*PROBLEM REQUIREMENTS*
Repeat every record exactly, but keep images out of the copy.

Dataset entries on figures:
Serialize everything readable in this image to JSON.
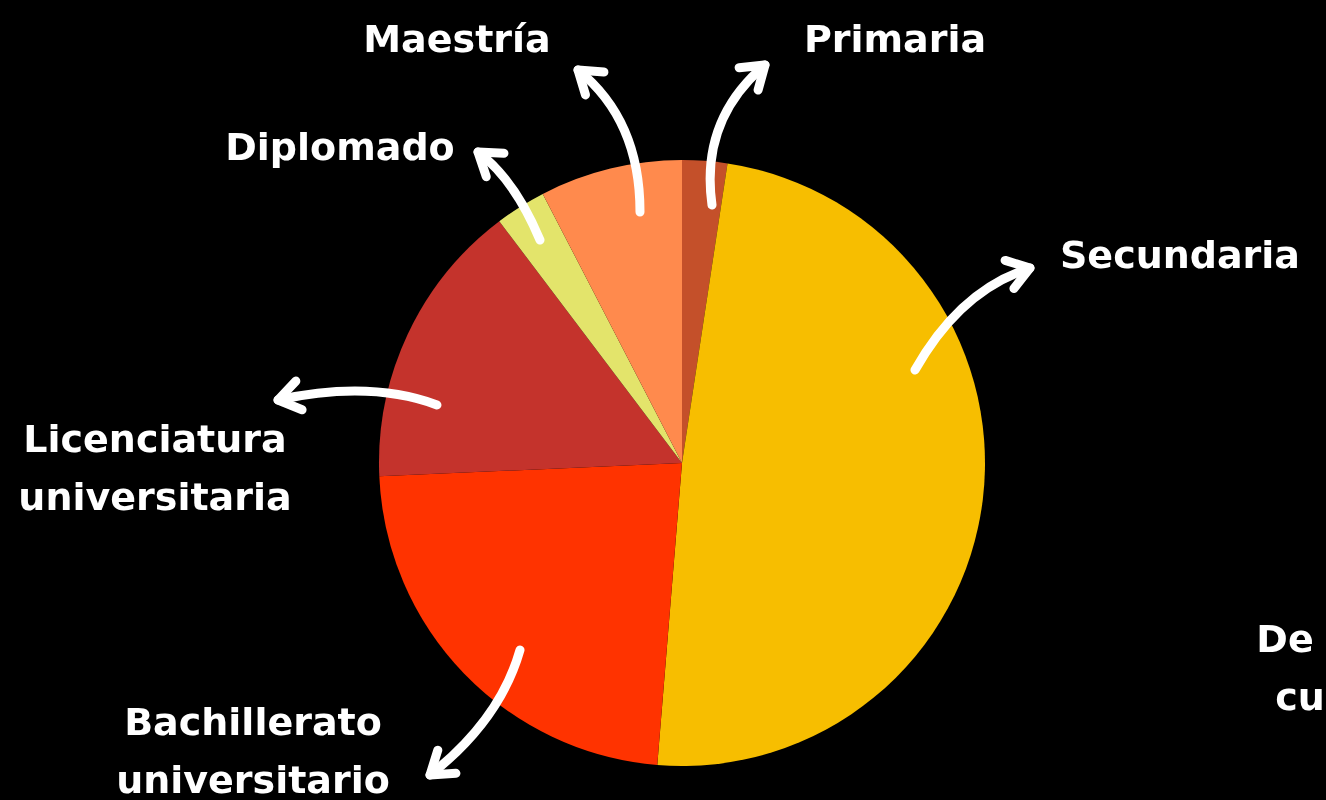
{
  "chart_data": {
    "type": "pie",
    "categories": [
      "Primaria",
      "Secundaria",
      "Bachillerato universitario",
      "Licenciatura universitaria",
      "Diplomado",
      "Maestría"
    ],
    "values": [
      2.4,
      48.9,
      23,
      15.4,
      2.7,
      7.6
    ],
    "colors": [
      "#c4502a",
      "#f7be00",
      "#ff3300",
      "#c4332c",
      "#e3e46b",
      "#ff8a4d"
    ],
    "annotations": [
      "De",
      "cu"
    ]
  }
}
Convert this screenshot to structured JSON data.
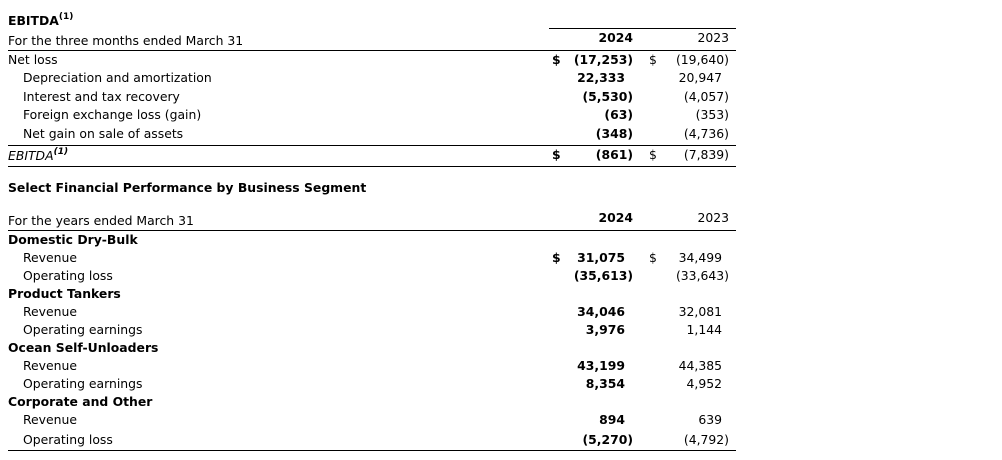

*CORRECT RESPONSE*
Serialize everything readable in this image to JSON.
{
  "chart_data": {
    "type": "pie",
    "categories": [
      "Primaria",
      "Secundaria",
      "Bachillerato universitario",
      "Licenciatura universitaria",
      "Diplomado",
      "Maestría"
    ],
    "values": [
      2.4,
      48.9,
      23,
      15.4,
      2.7,
      7.6
    ],
    "colors": [
      "#c4502a",
      "#f7be00",
      "#ff3300",
      "#c4332c",
      "#e3e46b",
      "#ff8a4d"
    ],
    "annotations": [
      "De",
      "cu"
    ]
  }
}
Convert this screenshot to structured JSON data.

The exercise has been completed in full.